(Fragmento seleccionado):
╔══
INTRODUCCIÓN

Se suele escuchar que no importa conocer los idiomas en que se escribió la Biblia. Uno de los argumentos que más se mencionan es que Jesús predicaba a los sencillos de corazón y que para tener una relación personal con Dios no se necesita más que tener un corazón dispuesto. Algunas veces terminan citando aquello de “¿en dónde pararon el sabio y entendido? (1 Corintios 1:20ss)”
El Maestro seguramente habló un tipo de idioma semítico que genéricamente llamamos arameo, idioma muy parecido al hebreo. Para complicar las cosas, la Biblia que hoy leen los cristianos tiene dos partes: el llamado Antiguo Testamento y el Nuevo Testamento. El Antiguo Testamento está escrito en hebreo, con algunas partes en arameo. Pero no es el hebreo que hoy se habla en Israel.
╚══
(Información proporcionada):
╔══
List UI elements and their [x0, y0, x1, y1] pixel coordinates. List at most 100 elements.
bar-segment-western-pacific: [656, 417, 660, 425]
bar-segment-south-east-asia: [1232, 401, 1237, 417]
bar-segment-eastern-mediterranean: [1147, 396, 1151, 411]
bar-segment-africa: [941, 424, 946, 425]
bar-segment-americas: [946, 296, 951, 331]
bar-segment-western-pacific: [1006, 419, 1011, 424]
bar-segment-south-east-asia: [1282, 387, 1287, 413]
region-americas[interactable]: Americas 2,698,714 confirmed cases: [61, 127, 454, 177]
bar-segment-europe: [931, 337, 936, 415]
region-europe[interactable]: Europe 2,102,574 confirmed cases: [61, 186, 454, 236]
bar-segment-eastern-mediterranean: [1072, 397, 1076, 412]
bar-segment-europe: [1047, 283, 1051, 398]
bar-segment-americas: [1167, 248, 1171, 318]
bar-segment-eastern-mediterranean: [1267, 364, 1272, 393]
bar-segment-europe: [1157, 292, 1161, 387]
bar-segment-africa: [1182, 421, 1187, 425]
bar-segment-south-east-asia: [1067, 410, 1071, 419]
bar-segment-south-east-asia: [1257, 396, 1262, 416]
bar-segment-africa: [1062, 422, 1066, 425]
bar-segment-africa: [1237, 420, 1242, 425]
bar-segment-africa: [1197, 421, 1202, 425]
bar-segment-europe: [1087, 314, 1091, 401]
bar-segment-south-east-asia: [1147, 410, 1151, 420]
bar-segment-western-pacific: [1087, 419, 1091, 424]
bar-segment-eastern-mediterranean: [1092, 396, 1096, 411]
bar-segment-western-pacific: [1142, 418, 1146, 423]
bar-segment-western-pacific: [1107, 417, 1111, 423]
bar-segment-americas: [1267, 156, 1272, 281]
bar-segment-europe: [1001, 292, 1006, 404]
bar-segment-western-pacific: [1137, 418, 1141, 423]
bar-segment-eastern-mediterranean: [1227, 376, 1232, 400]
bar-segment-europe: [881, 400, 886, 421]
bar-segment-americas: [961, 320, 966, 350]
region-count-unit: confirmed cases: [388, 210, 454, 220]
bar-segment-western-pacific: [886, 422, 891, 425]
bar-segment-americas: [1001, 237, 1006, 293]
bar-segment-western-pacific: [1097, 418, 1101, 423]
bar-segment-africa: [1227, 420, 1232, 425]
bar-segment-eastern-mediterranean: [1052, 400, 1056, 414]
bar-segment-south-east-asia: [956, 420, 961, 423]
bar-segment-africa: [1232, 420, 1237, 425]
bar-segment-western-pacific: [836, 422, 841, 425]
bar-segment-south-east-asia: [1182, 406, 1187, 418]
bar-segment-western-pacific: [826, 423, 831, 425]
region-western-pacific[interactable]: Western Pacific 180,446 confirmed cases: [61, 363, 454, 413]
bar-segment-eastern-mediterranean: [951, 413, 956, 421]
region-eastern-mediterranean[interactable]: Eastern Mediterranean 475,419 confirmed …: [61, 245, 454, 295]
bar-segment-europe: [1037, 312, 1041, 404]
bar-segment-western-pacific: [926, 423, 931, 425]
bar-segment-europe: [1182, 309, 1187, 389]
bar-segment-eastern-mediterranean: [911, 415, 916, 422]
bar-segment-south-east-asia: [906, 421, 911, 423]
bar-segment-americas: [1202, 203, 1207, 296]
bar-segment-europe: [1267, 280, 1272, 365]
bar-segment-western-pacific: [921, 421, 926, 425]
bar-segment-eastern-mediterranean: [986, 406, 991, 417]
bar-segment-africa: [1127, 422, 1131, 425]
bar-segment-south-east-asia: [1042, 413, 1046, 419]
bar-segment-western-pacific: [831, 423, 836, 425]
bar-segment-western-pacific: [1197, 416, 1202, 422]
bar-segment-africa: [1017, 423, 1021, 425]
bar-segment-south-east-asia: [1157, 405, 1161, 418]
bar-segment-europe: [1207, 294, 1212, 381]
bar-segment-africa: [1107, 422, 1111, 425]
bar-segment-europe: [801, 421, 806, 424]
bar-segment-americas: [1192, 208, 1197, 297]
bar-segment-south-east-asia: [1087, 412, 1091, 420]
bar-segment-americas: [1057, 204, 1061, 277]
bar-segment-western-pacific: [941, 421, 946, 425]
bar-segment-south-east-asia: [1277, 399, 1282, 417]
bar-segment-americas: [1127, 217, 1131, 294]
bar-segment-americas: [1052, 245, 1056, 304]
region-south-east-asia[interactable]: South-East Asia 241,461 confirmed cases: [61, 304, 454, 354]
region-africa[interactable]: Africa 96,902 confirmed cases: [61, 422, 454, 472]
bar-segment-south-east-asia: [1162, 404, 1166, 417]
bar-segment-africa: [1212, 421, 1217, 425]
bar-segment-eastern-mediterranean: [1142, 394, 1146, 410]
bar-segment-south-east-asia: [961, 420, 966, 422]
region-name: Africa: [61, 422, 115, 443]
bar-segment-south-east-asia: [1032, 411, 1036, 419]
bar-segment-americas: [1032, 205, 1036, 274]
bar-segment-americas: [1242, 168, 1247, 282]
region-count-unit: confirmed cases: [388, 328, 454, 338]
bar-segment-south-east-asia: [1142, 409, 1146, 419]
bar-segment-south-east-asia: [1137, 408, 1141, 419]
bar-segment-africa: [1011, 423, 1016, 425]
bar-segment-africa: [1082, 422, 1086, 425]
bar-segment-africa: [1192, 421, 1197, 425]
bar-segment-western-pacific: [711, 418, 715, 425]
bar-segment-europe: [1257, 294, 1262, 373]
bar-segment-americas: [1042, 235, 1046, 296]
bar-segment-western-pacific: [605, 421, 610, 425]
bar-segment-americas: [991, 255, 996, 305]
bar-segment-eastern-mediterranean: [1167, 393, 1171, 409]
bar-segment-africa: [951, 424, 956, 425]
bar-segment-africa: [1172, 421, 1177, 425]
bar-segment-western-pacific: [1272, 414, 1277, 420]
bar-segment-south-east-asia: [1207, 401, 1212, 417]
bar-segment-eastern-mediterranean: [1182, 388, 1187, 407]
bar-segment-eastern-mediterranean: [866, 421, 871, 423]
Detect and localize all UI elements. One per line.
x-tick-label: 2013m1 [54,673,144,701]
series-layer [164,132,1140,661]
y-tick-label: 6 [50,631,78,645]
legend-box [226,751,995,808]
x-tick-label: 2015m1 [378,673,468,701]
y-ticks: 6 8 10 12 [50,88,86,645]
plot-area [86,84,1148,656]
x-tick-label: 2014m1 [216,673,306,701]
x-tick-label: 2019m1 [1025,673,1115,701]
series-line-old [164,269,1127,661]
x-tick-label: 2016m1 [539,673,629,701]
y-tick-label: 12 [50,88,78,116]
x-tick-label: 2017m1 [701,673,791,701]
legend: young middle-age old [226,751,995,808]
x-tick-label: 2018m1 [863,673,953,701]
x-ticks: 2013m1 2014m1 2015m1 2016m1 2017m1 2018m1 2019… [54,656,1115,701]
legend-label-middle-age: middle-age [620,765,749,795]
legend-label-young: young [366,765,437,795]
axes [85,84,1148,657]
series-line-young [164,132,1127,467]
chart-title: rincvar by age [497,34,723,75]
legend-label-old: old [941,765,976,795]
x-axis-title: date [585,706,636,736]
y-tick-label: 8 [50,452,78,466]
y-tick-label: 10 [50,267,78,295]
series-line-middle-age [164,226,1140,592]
╚══
(En qué consiste):
Prosigue el texto sobre los idiomas de la Biblia a partir de su última oración. Los registros proceden de una fuente distinta a la del texto.

(Respuesta propuesta):
Con el Nuevo Testamento pasa algo similar: se escribió en griego, pero si usted se comunica hoy en Atenas y luego lee el evangelio según Mateo quizá se lleve la sorpresa de que le entenderá muy poco. Incluso si usted lee la Ilíada y la Odisea y todo Aristóteles, eso no le asegura que vaya a entender a cabalidad el texto del Nuevo Testamento. Saber hebreo y griego moderno no equivale a saber leer la Biblia en sus idiomas “originales”.
A la tarea de aprender los idiomas bíblicos, hay que añadir la asignatura de investigar el entorno político, social y cultural de la época en la que se está escribiendo la Biblia. Es decir, darse un paseo por la historia. Eso también implica tener un conocimiento de otros idiomas. Pero recordemos que un idioma no sólo son palabras puestas una detrás de otra. Hay un mundo entero alrededor de cualquier discurso.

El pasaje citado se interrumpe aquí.